> LISTED ENTRIES:
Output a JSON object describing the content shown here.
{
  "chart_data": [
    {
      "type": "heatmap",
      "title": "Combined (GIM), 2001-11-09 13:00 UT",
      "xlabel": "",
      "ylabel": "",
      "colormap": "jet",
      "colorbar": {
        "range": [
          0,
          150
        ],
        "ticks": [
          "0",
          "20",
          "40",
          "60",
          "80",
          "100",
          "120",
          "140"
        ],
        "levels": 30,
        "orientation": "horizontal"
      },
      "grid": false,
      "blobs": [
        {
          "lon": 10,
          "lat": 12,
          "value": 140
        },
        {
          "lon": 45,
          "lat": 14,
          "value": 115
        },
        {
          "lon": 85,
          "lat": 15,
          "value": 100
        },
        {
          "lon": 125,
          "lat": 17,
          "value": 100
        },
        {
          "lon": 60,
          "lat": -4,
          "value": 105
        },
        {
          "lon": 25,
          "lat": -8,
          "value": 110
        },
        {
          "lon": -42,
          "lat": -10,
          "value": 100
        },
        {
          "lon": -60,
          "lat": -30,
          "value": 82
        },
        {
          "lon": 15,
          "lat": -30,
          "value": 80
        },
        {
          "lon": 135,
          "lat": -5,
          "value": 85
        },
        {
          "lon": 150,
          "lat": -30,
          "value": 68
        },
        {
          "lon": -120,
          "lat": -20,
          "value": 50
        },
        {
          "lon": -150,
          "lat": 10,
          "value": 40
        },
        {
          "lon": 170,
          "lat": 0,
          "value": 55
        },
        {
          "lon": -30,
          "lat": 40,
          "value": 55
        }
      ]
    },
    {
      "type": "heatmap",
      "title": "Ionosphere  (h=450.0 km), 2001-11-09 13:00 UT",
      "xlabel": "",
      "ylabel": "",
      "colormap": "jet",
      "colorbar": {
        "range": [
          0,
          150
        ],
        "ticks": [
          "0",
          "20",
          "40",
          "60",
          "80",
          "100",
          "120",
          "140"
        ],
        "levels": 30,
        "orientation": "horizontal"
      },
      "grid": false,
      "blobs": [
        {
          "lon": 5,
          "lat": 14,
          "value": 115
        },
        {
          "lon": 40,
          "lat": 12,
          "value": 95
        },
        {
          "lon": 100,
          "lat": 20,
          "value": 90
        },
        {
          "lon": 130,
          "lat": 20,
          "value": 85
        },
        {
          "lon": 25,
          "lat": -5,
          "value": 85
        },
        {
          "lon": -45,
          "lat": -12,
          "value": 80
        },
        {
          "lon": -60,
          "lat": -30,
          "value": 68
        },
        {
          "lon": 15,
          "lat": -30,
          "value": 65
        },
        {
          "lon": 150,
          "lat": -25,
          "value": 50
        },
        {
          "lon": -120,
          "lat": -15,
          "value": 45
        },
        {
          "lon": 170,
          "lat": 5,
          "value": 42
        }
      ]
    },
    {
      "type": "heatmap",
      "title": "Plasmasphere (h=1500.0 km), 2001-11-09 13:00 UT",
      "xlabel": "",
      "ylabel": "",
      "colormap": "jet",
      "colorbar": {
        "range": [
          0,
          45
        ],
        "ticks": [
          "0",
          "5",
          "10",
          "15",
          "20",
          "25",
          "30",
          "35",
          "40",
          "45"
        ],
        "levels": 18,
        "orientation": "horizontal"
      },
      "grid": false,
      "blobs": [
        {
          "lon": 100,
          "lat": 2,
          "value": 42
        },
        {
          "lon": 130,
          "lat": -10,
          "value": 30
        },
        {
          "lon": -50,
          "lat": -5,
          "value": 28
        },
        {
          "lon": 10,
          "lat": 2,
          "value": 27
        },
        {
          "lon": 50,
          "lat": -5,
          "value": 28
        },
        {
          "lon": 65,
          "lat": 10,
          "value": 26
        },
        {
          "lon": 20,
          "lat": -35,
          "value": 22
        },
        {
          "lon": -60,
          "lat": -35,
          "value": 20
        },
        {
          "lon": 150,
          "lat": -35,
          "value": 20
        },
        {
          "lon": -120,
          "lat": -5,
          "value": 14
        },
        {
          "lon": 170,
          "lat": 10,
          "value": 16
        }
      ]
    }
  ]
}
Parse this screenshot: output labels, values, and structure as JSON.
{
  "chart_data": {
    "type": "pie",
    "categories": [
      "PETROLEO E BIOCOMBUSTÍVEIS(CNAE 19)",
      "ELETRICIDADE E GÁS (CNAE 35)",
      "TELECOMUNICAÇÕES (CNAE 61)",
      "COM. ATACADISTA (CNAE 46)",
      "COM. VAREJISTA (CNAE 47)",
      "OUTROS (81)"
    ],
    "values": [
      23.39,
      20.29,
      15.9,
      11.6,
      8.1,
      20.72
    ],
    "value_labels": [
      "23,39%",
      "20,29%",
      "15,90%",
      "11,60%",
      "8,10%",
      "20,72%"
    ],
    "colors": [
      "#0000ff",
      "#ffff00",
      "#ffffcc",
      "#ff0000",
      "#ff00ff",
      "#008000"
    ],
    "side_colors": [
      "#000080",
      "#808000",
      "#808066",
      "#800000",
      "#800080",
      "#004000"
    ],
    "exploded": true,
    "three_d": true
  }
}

> STATED PROBLEM:
Print all the data exactly.

> TASK ANSWER:
Output a JSON object describing the content shown here.
{
  "chart_data": [
    {
      "type": "heatmap",
      "title": "Combined (GIM), 2001-11-09 13:00 UT",
      "xlabel": "",
      "ylabel": "",
      "colormap": "jet",
      "colorbar": {
        "range": [
          0,
          150
        ],
        "ticks": [
          "0",
          "20",
          "40",
          "60",
          "80",
          "100",
          "120",
          "140"
        ],
        "levels": 30,
        "orientation": "horizontal"
      },
      "grid": false,
      "blobs": [
        {
          "lon": 10,
          "lat": 12,
          "value": 140
        },
        {
          "lon": 45,
          "lat": 14,
          "value": 115
        },
        {
          "lon": 85,
          "lat": 15,
          "value": 100
        },
        {
          "lon": 125,
          "lat": 17,
          "value": 100
        },
        {
          "lon": 60,
          "lat": -4,
          "value": 105
        },
        {
          "lon": 25,
          "lat": -8,
          "value": 110
        },
        {
          "lon": -42,
          "lat": -10,
          "value": 100
        },
        {
          "lon": -60,
          "lat": -30,
          "value": 82
        },
        {
          "lon": 15,
          "lat": -30,
          "value": 80
        },
        {
          "lon": 135,
          "lat": -5,
          "value": 85
        },
        {
          "lon": 150,
          "lat": -30,
          "value": 68
        },
        {
          "lon": -120,
          "lat": -20,
          "value": 50
        },
        {
          "lon": -150,
          "lat": 10,
          "value": 40
        },
        {
          "lon": 170,
          "lat": 0,
          "value": 55
        },
        {
          "lon": -30,
          "lat": 40,
          "value": 55
        }
      ]
    },
    {
      "type": "heatmap",
      "title": "Ionosphere  (h=450.0 km), 2001-11-09 13:00 UT",
      "xlabel": "",
      "ylabel": "",
      "colormap": "jet",
      "colorbar": {
        "range": [
          0,
          150
        ],
        "ticks": [
          "0",
          "20",
          "40",
          "60",
          "80",
          "100",
          "120",
          "140"
        ],
        "levels": 30,
        "orientation": "horizontal"
      },
      "grid": false,
      "blobs": [
        {
          "lon": 5,
          "lat": 14,
          "value": 115
        },
        {
          "lon": 40,
          "lat": 12,
          "value": 95
        },
        {
          "lon": 100,
          "lat": 20,
          "value": 90
        },
        {
          "lon": 130,
          "lat": 20,
          "value": 85
        },
        {
          "lon": 25,
          "lat": -5,
          "value": 85
        },
        {
          "lon": -45,
          "lat": -12,
          "value": 80
        },
        {
          "lon": -60,
          "lat": -30,
          "value": 68
        },
        {
          "lon": 15,
          "lat": -30,
          "value": 65
        },
        {
          "lon": 150,
          "lat": -25,
          "value": 50
        },
        {
          "lon": -120,
          "lat": -15,
          "value": 45
        },
        {
          "lon": 170,
          "lat": 5,
          "value": 42
        }
      ]
    },
    {
      "type": "heatmap",
      "title": "Plasmasphere (h=1500.0 km), 2001-11-09 13:00 UT",
      "xlabel": "",
      "ylabel": "",
      "colormap": "jet",
      "colorbar": {
        "range": [
          0,
          45
        ],
        "ticks": [
          "0",
          "5",
          "10",
          "15",
          "20",
          "25",
          "30",
          "35",
          "40",
          "45"
        ],
        "levels": 18,
        "orientation": "horizontal"
      },
      "grid": false,
      "blobs": [
        {
          "lon": 100,
          "lat": 2,
          "value": 42
        },
        {
          "lon": 130,
          "lat": -10,
          "value": 30
        },
        {
          "lon": -50,
          "lat": -5,
          "value": 28
        },
        {
          "lon": 10,
          "lat": 2,
          "value": 27
        },
        {
          "lon": 50,
          "lat": -5,
          "value": 28
        },
        {
          "lon": 65,
          "lat": 10,
          "value": 26
        },
        {
          "lon": 20,
          "lat": -35,
          "value": 22
        },
        {
          "lon": -60,
          "lat": -35,
          "value": 20
        },
        {
          "lon": 150,
          "lat": -35,
          "value": 20
        },
        {
          "lon": -120,
          "lat": -5,
          "value": 14
        },
        {
          "lon": 170,
          "lat": 10,
          "value": 16
        }
      ]
    }
  ]
}
Parse this screenshot: output labels, values, and structure as JSON.
{
  "chart_data": {
    "type": "pie",
    "categories": [
      "PETROLEO E BIOCOMBUSTÍVEIS(CNAE 19)",
      "ELETRICIDADE E GÁS (CNAE 35)",
      "TELECOMUNICAÇÕES (CNAE 61)",
      "COM. ATACADISTA (CNAE 46)",
      "COM. VAREJISTA (CNAE 47)",
      "OUTROS (81)"
    ],
    "values": [
      23.39,
      20.29,
      15.9,
      11.6,
      8.1,
      20.72
    ],
    "value_labels": [
      "23,39%",
      "20,29%",
      "15,90%",
      "11,60%",
      "8,10%",
      "20,72%"
    ],
    "colors": [
      "#0000ff",
      "#ffff00",
      "#ffffcc",
      "#ff0000",
      "#ff00ff",
      "#008000"
    ],
    "side_colors": [
      "#000080",
      "#808000",
      "#808066",
      "#800000",
      "#800080",
      "#004000"
    ],
    "exploded": true,
    "three_d": true
  }
}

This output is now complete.